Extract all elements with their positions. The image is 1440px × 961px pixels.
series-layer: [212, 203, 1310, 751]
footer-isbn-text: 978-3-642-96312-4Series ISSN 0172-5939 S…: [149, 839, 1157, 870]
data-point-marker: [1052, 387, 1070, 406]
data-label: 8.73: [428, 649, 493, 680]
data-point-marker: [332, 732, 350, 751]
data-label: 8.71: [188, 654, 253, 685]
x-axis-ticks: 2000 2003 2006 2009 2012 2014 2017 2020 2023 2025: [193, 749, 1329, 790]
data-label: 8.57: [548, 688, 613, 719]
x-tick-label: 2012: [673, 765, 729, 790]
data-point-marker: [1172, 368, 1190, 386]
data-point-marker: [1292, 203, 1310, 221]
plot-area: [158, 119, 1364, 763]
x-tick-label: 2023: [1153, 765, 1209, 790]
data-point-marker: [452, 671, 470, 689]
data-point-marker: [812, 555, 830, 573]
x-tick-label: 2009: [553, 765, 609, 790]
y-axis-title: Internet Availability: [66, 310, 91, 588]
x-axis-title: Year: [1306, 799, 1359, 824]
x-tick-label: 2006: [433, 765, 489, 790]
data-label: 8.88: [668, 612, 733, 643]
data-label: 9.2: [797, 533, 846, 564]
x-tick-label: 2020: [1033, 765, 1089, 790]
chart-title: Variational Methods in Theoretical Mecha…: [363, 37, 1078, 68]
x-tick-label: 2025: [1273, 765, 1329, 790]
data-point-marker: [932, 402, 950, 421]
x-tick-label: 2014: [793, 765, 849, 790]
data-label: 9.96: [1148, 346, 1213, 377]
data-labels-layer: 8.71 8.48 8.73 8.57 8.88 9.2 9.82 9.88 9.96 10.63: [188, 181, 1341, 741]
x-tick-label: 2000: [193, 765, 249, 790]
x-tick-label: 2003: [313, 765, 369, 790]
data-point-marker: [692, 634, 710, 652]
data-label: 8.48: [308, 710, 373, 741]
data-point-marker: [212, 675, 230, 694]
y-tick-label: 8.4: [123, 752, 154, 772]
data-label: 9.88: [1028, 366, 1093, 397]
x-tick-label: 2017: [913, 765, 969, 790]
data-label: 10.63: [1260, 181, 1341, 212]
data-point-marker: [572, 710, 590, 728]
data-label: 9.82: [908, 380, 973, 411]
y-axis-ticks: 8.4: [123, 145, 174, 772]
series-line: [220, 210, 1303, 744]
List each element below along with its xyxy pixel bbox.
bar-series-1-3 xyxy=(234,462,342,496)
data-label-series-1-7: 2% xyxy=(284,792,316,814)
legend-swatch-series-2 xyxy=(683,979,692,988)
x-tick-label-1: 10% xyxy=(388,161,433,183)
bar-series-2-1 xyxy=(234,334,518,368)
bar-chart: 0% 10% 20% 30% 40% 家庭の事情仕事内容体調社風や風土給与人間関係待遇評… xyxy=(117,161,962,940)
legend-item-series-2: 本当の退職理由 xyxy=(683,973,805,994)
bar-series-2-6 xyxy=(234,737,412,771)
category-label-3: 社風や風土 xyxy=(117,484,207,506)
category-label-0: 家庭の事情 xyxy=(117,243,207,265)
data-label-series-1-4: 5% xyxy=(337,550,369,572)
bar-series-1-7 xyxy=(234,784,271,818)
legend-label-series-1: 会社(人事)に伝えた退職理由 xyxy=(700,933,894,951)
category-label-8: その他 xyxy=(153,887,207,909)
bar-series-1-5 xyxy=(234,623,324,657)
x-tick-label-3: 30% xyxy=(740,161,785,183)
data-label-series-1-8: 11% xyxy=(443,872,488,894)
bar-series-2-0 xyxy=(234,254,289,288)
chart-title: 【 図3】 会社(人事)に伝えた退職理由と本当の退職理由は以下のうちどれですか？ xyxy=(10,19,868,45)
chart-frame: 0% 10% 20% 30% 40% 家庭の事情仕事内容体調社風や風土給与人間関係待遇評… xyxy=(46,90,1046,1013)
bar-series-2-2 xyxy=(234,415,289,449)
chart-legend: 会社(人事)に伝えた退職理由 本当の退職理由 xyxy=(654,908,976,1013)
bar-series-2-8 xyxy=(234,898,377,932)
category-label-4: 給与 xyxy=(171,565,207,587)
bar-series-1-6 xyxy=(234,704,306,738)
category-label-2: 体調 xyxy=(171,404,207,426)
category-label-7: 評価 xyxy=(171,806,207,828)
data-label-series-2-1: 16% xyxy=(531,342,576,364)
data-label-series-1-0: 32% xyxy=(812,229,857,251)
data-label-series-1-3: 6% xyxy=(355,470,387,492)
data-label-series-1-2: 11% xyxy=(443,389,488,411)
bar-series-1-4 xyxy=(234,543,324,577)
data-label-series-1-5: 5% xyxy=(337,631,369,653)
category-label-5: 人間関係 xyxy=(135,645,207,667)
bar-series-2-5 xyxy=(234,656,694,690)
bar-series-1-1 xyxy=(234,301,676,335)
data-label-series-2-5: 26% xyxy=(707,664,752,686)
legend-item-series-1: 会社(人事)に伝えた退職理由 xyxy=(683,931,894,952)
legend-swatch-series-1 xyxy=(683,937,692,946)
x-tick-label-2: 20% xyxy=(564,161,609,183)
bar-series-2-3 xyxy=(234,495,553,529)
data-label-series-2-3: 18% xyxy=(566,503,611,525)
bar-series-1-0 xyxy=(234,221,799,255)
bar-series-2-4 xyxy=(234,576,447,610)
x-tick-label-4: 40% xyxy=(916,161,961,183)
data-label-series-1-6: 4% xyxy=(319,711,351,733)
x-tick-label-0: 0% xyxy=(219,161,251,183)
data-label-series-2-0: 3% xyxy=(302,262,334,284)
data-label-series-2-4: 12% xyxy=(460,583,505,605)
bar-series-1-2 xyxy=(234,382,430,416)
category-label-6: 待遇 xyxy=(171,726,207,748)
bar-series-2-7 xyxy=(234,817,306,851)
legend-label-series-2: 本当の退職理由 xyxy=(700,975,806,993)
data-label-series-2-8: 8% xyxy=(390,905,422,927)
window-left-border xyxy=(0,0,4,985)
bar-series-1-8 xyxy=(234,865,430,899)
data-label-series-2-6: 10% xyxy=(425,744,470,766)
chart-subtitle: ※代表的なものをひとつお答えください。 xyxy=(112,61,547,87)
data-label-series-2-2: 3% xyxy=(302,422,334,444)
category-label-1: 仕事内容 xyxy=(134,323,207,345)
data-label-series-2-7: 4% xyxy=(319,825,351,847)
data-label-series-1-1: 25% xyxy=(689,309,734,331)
────────────────────────────────────────
Your goal - Copy the entries from the start through the line containing "data-label: 8.73: [428, 649, 493, 680]", both included, reproducing each line without any change.

Response to this task -
Extract all elements with their positions. The image is 1440px × 961px pixels.
series-layer: [212, 203, 1310, 751]
footer-isbn-text: 978-3-642-96312-4Series ISSN 0172-5939 S…: [149, 839, 1157, 870]
data-point-marker: [1052, 387, 1070, 406]
data-label: 8.73: [428, 649, 493, 680]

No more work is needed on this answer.